*STATED PROBLEM*.
Keep only the lines where "English" appears.

*ITEMS*.
══════════════════════════════

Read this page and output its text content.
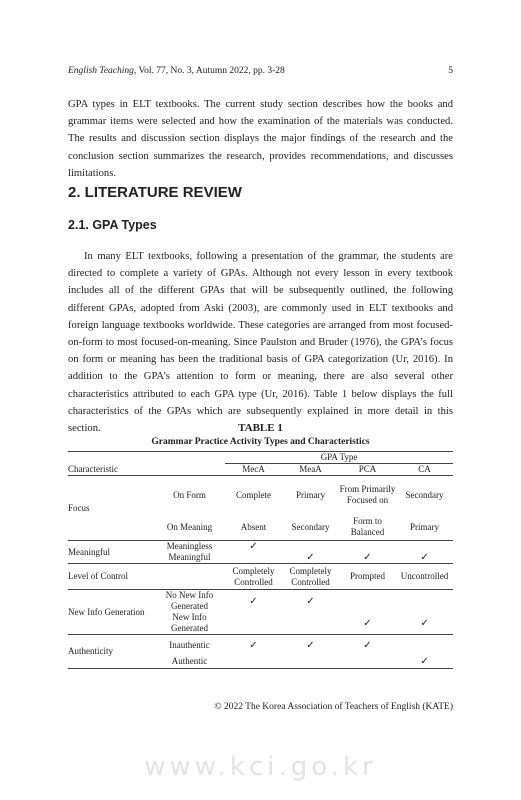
English Teaching, Vol. 77, No. 3, Autumn 2022, pp. 3-28	5

GPA types in ELT textbooks. The current study section describes how the books and grammar items were selected and how the examination of the materials was conducted. The results and discussion section displays the major findings of the research and the conclusion section summarizes the research, provides recommendations, and discusses limitations.

2. LITERATURE REVIEW
2.1. GPA Types

In many ELT textbooks, following a presentation of the grammar, the students are directed to complete a variety of GPAs. Although not every lesson in every textbook includes all of the different GPAs that will be subsequently outlined, the following different GPAs, adopted from Aski (2003), are commonly used in ELT textbooks and foreign language textbooks worldwide. These categories are arranged from most focused-on-form to most focused-on-meaning. Since Paulston and Bruder (1976), the GPA’s focus on form or meaning has been the traditional basis of GPA categorization (Ur, 2016). In addition to the GPA’s attention to form or meaning, there are also several other characteristics attributed to each GPA type (Ur, 2016). Table 1 below displays the full characteristics of the GPAs which are subsequently explained in more detail in this section.	TABLE 1
Grammar Practice Activity Types and Characteristics
		GPA Type			
Characteristic		MecA	MeaA	PCA	CA
Focus	On Form	Complete	Primary	From Primarily Focused on	Secondary
	On Meaning	Absent	Secondary	Form to Balanced	Primary
Meaningful	Meaningless	✓			
	Meaningful		✓	✓	✓
Level of Control		Completely Controlled	Completely Controlled	Prompted	Uncontrolled
New Info Generation	No New Info Generated	✓	✓		
	New Info Generated			✓	✓
Authenticity	Inauthentic	✓	✓	✓	
	Authentic				✓
© 2022 The Korea Association of Teachers of English (KATE)
www.kci.go.kr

══════════════════════════════

*THE OUTPUT*.
English Teaching, Vol. 77, No. 3, Autumn 2022, pp. 3-28	5
© 2022 The Korea Association of Teachers of English (KATE)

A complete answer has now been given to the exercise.